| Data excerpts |
::::::::

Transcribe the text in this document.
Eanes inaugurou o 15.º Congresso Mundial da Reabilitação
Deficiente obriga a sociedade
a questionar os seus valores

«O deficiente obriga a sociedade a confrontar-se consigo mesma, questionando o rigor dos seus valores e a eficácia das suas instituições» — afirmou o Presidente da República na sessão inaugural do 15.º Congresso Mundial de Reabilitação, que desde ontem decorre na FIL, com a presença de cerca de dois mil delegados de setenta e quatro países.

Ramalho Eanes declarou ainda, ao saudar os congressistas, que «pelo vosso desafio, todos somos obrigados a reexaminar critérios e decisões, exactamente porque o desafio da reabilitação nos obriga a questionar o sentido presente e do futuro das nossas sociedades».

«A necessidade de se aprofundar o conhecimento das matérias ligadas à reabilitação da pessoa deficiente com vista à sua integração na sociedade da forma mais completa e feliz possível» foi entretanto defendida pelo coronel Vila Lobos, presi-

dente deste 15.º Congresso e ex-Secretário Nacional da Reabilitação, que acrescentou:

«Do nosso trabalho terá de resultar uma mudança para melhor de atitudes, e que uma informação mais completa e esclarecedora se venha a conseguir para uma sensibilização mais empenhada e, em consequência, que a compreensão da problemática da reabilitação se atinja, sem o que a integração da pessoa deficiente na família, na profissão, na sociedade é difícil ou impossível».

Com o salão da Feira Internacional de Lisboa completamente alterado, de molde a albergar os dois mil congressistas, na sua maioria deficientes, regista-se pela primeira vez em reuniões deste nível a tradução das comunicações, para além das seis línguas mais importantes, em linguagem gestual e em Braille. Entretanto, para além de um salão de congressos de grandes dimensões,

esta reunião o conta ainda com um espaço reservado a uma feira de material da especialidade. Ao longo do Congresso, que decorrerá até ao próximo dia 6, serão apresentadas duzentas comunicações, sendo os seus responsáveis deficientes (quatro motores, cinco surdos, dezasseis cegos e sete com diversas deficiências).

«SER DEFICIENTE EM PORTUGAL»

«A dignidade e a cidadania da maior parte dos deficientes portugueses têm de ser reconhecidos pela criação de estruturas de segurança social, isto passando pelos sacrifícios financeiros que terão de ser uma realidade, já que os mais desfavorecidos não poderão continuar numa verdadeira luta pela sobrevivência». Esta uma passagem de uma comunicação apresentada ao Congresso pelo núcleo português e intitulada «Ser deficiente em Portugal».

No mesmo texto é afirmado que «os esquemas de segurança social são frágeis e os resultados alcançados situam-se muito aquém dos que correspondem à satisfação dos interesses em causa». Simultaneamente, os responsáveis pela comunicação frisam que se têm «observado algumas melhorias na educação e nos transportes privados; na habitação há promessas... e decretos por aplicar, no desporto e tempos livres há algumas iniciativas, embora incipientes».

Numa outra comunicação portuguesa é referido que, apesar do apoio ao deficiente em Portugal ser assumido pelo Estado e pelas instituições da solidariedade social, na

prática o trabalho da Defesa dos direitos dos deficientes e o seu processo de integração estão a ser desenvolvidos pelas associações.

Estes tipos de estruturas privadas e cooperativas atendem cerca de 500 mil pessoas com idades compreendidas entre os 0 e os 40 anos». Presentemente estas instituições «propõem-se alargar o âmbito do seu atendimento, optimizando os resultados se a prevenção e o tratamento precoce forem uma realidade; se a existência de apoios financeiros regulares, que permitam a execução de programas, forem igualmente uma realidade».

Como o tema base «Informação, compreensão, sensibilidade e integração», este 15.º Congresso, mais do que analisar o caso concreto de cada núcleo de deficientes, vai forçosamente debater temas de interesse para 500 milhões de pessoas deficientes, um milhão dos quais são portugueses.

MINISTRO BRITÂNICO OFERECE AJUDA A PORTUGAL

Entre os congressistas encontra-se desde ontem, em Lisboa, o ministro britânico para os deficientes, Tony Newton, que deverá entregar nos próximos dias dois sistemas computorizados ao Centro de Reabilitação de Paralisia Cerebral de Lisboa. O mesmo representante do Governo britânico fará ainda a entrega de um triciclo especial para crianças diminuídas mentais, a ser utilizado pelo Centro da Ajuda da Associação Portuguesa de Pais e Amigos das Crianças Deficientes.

::::::::

| AIM |
From the records above, copy every line that holds the word "ontem".

| EXPECTED ANSWER |
«O deficiente obriga a sociedade a confrontar-se consigo mesma, questionando o rigor dos seus valores e a eficácia das suas instituições» — afirmou o Presidente da República na sessão inaugural do 15.º Congresso Mundial de Reabilitação, que desde ontem decorre na FIL, com a presença de cerca de dois mil delegados de setenta e quatro países.
Entre os congressistas encontra-se desde ontem, em Lisboa, o ministro britânico para os deficientes, Tony Newton, que deverá entregar nos próximos dias dois sistemas computorizados ao Centro de Reabilitação de Paralisia Cerebral de Lisboa. O mesmo representante do Governo britânico fará ainda a entrega de um triciclo especial para crianças diminuídas mentais, a ser utilizado pelo Centro da Ajuda da Associação Portuguesa de Pais e Amigos das Crianças Deficientes.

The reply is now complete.